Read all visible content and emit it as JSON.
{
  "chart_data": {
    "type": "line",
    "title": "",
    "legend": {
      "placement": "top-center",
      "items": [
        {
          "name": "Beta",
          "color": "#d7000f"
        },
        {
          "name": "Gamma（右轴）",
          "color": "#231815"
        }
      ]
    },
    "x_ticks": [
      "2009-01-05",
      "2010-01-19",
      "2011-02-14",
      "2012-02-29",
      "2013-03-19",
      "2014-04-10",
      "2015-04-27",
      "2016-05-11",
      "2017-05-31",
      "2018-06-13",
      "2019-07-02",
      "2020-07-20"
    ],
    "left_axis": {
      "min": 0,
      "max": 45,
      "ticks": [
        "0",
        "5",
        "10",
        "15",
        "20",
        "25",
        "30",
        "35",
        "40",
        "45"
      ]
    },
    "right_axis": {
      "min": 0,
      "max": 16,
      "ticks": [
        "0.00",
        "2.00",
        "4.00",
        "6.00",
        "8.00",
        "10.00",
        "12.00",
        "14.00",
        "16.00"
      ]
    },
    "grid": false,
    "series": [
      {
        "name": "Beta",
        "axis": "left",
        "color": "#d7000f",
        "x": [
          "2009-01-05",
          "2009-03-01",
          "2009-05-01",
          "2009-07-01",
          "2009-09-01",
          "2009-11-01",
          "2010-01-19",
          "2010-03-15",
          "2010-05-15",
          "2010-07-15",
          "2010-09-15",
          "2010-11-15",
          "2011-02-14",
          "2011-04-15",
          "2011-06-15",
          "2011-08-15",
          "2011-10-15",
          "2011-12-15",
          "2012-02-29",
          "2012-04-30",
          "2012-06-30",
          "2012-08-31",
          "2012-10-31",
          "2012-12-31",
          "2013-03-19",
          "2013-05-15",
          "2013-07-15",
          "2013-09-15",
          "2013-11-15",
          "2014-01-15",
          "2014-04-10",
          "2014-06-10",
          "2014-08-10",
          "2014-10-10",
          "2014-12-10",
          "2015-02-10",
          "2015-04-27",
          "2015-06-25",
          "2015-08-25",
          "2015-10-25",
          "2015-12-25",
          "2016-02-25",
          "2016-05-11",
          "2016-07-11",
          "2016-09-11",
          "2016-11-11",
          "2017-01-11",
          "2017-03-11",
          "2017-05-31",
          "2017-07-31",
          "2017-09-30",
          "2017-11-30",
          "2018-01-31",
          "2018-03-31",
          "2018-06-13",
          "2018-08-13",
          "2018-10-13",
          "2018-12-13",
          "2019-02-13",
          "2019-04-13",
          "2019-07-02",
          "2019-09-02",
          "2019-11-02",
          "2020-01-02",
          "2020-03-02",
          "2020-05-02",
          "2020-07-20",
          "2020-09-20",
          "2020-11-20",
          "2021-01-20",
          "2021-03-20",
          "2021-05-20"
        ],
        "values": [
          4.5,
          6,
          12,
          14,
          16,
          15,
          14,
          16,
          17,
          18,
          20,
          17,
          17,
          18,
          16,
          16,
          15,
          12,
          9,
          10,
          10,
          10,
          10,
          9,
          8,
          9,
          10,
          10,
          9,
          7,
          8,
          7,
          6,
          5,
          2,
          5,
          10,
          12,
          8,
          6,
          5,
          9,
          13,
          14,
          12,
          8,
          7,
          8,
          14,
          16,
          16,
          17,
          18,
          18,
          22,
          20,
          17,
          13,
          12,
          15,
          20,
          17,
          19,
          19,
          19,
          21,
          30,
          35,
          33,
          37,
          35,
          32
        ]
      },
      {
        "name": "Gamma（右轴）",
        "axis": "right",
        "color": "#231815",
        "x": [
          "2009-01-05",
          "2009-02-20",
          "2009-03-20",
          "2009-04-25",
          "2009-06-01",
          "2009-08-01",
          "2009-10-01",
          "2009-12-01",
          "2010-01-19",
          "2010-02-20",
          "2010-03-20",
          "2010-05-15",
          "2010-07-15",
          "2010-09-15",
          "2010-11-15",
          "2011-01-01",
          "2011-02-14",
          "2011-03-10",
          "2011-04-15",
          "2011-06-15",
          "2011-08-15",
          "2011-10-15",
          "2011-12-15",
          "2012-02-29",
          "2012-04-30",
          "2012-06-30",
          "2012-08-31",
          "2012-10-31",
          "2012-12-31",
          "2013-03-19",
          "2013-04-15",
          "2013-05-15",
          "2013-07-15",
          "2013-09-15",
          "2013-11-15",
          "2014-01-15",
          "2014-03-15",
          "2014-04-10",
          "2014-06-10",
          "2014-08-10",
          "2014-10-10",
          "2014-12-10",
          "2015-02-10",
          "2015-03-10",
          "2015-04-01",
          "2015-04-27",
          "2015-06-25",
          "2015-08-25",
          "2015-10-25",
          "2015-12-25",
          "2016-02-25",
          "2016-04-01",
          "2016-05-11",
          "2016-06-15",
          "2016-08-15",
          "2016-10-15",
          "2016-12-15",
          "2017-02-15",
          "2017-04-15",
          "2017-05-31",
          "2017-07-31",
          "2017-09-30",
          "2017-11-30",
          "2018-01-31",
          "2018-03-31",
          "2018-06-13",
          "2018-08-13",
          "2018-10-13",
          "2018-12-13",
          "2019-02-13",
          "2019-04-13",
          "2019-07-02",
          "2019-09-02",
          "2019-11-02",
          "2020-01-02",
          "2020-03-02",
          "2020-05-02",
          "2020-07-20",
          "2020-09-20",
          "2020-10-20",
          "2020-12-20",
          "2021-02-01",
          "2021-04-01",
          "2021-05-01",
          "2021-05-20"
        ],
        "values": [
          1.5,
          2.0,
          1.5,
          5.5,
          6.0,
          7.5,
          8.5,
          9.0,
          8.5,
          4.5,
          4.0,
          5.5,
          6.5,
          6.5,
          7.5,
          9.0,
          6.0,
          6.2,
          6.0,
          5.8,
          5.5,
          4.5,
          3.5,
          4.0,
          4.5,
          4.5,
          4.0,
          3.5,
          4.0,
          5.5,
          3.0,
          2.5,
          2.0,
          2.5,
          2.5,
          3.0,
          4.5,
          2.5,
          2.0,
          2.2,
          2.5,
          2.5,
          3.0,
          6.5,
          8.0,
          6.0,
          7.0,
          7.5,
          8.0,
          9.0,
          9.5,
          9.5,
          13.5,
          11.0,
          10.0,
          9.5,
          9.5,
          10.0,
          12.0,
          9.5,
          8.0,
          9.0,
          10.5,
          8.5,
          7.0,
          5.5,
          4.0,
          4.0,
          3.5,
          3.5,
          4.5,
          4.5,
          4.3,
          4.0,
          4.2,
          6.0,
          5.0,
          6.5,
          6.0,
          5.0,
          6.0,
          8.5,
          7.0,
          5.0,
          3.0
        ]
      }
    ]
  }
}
■ ■ ■ ■
*REQUEST*:
The records above need to be transcribed in full. Keep every character unchanged.

*EXERCISE RESPONSE*:
Read all visible content and emit it as JSON.
{
  "chart_data": {
    "type": "line",
    "title": "",
    "legend": {
      "placement": "top-center",
      "items": [
        {
          "name": "Beta",
          "color": "#d7000f"
        },
        {
          "name": "Gamma（右轴）",
          "color": "#231815"
        }
      ]
    },
    "x_ticks": [
      "2009-01-05",
      "2010-01-19",
      "2011-02-14",
      "2012-02-29",
      "2013-03-19",
      "2014-04-10",
      "2015-04-27",
      "2016-05-11",
      "2017-05-31",
      "2018-06-13",
      "2019-07-02",
      "2020-07-20"
    ],
    "left_axis": {
      "min": 0,
      "max": 45,
      "ticks": [
        "0",
        "5",
        "10",
        "15",
        "20",
        "25",
        "30",
        "35",
        "40",
        "45"
      ]
    },
    "right_axis": {
      "min": 0,
      "max": 16,
      "ticks": [
        "0.00",
        "2.00",
        "4.00",
        "6.00",
        "8.00",
        "10.00",
        "12.00",
        "14.00",
        "16.00"
      ]
    },
    "grid": false,
    "series": [
      {
        "name": "Beta",
        "axis": "left",
        "color": "#d7000f",
        "x": [
          "2009-01-05",
          "2009-03-01",
          "2009-05-01",
          "2009-07-01",
          "2009-09-01",
          "2009-11-01",
          "2010-01-19",
          "2010-03-15",
          "2010-05-15",
          "2010-07-15",
          "2010-09-15",
          "2010-11-15",
          "2011-02-14",
          "2011-04-15",
          "2011-06-15",
          "2011-08-15",
          "2011-10-15",
          "2011-12-15",
          "2012-02-29",
          "2012-04-30",
          "2012-06-30",
          "2012-08-31",
          "2012-10-31",
          "2012-12-31",
          "2013-03-19",
          "2013-05-15",
          "2013-07-15",
          "2013-09-15",
          "2013-11-15",
          "2014-01-15",
          "2014-04-10",
          "2014-06-10",
          "2014-08-10",
          "2014-10-10",
          "2014-12-10",
          "2015-02-10",
          "2015-04-27",
          "2015-06-25",
          "2015-08-25",
          "2015-10-25",
          "2015-12-25",
          "2016-02-25",
          "2016-05-11",
          "2016-07-11",
          "2016-09-11",
          "2016-11-11",
          "2017-01-11",
          "2017-03-11",
          "2017-05-31",
          "2017-07-31",
          "2017-09-30",
          "2017-11-30",
          "2018-01-31",
          "2018-03-31",
          "2018-06-13",
          "2018-08-13",
          "2018-10-13",
          "2018-12-13",
          "2019-02-13",
          "2019-04-13",
          "2019-07-02",
          "2019-09-02",
          "2019-11-02",
          "2020-01-02",
          "2020-03-02",
          "2020-05-02",
          "2020-07-20",
          "2020-09-20",
          "2020-11-20",
          "2021-01-20",
          "2021-03-20",
          "2021-05-20"
        ],
        "values": [
          4.5,
          6,
          12,
          14,
          16,
          15,
          14,
          16,
          17,
          18,
          20,
          17,
          17,
          18,
          16,
          16,
          15,
          12,
          9,
          10,
          10,
          10,
          10,
          9,
          8,
          9,
          10,
          10,
          9,
          7,
          8,
          7,
          6,
          5,
          2,
          5,
          10,
          12,
          8,
          6,
          5,
          9,
          13,
          14,
          12,
          8,
          7,
          8,
          14,
          16,
          16,
          17,
          18,
          18,
          22,
          20,
          17,
          13,
          12,
          15,
          20,
          17,
          19,
          19,
          19,
          21,
          30,
          35,
          33,
          37,
          35,
          32
        ]
      },
      {
        "name": "Gamma（右轴）",
        "axis": "right",
        "color": "#231815",
        "x": [
          "2009-01-05",
          "2009-02-20",
          "2009-03-20",
          "2009-04-25",
          "2009-06-01",
          "2009-08-01",
          "2009-10-01",
          "2009-12-01",
          "2010-01-19",
          "2010-02-20",
          "2010-03-20",
          "2010-05-15",
          "2010-07-15",
          "2010-09-15",
          "2010-11-15",
          "2011-01-01",
          "2011-02-14",
          "2011-03-10",
          "2011-04-15",
          "2011-06-15",
          "2011-08-15",
          "2011-10-15",
          "2011-12-15",
          "2012-02-29",
          "2012-04-30",
          "2012-06-30",
          "2012-08-31",
          "2012-10-31",
          "2012-12-31",
          "2013-03-19",
          "2013-04-15",
          "2013-05-15",
          "2013-07-15",
          "2013-09-15",
          "2013-11-15",
          "2014-01-15",
          "2014-03-15",
          "2014-04-10",
          "2014-06-10",
          "2014-08-10",
          "2014-10-10",
          "2014-12-10",
          "2015-02-10",
          "2015-03-10",
          "2015-04-01",
          "2015-04-27",
          "2015-06-25",
          "2015-08-25",
          "2015-10-25",
          "2015-12-25",
          "2016-02-25",
          "2016-04-01",
          "2016-05-11",
          "2016-06-15",
          "2016-08-15",
          "2016-10-15",
          "2016-12-15",
          "2017-02-15",
          "2017-04-15",
          "2017-05-31",
          "2017-07-31",
          "2017-09-30",
          "2017-11-30",
          "2018-01-31",
          "2018-03-31",
          "2018-06-13",
          "2018-08-13",
          "2018-10-13",
          "2018-12-13",
          "2019-02-13",
          "2019-04-13",
          "2019-07-02",
          "2019-09-02",
          "2019-11-02",
          "2020-01-02",
          "2020-03-02",
          "2020-05-02",
          "2020-07-20",
          "2020-09-20",
          "2020-10-20",
          "2020-12-20",
          "2021-02-01",
          "2021-04-01",
          "2021-05-01",
          "2021-05-20"
        ],
        "values": [
          1.5,
          2.0,
          1.5,
          5.5,
          6.0,
          7.5,
          8.5,
          9.0,
          8.5,
          4.5,
          4.0,
          5.5,
          6.5,
          6.5,
          7.5,
          9.0,
          6.0,
          6.2,
          6.0,
          5.8,
          5.5,
          4.5,
          3.5,
          4.0,
          4.5,
          4.5,
          4.0,
          3.5,
          4.0,
          5.5,
          3.0,
          2.5,
          2.0,
          2.5,
          2.5,
          3.0,
          4.5,
          2.5,
          2.0,
          2.2,
          2.5,
          2.5,
          3.0,
          6.5,
          8.0,
          6.0,
          7.0,
          7.5,
          8.0,
          9.0,
          9.5,
          9.5,
          13.5,
          11.0,
          10.0,
          9.5,
          9.5,
          10.0,
          12.0,
          9.5,
          8.0,
          9.0,
          10.5,
          8.5,
          7.0,
          5.5,
          4.0,
          4.0,
          3.5,
          3.5,
          4.5,
          4.5,
          4.3,
          4.0,
          4.2,
          6.0,
          5.0,
          6.5,
          6.0,
          5.0,
          6.0,
          8.5,
          7.0,
          5.0,
          3.0
        ]
      }
    ]
  }
}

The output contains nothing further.